Stored entries:
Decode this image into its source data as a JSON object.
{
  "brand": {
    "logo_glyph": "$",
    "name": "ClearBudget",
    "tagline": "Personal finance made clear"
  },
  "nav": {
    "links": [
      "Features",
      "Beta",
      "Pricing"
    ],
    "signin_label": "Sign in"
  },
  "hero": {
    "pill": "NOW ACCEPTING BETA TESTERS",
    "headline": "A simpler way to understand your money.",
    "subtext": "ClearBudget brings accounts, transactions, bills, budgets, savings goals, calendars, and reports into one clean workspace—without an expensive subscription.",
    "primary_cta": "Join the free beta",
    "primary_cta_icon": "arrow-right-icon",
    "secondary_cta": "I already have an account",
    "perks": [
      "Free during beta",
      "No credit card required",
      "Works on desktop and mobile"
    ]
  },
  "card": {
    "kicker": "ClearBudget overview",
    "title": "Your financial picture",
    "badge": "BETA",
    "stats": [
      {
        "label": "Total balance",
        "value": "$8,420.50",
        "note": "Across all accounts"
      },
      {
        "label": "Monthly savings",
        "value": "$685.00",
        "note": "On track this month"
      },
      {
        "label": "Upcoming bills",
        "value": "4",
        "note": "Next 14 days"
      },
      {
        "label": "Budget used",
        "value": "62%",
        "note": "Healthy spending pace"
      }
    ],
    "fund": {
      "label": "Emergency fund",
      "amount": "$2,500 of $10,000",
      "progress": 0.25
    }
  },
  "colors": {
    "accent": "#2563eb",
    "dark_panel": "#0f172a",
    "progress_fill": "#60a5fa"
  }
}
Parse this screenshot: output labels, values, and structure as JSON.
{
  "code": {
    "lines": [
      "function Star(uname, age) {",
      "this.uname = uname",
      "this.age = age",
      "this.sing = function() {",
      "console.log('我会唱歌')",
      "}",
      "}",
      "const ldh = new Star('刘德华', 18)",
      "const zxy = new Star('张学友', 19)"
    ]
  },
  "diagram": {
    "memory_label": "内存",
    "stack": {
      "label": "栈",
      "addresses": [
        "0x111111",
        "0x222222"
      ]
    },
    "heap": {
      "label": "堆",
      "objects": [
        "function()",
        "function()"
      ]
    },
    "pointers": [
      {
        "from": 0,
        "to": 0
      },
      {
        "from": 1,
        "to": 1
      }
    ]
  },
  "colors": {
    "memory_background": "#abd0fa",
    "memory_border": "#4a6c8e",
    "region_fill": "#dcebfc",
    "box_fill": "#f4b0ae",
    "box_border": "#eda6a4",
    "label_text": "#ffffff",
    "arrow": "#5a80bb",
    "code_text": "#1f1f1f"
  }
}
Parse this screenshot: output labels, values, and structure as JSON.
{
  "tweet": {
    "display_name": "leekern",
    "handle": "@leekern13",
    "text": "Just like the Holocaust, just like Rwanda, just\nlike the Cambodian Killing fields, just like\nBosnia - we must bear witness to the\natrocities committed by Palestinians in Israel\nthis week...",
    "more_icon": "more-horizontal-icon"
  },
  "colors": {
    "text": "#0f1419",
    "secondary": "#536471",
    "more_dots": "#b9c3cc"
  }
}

TASK BRIEF:
Identify each line in the records above containing the word "savings"; copy those lines.

EXPECTED ANSWER:
    "subtext": "ClearBudget brings accounts, transactions, bills, budgets, savings goals, calendars, and reports into one clean workspace—without an expensive subscription.",
        "label": "Monthly savings",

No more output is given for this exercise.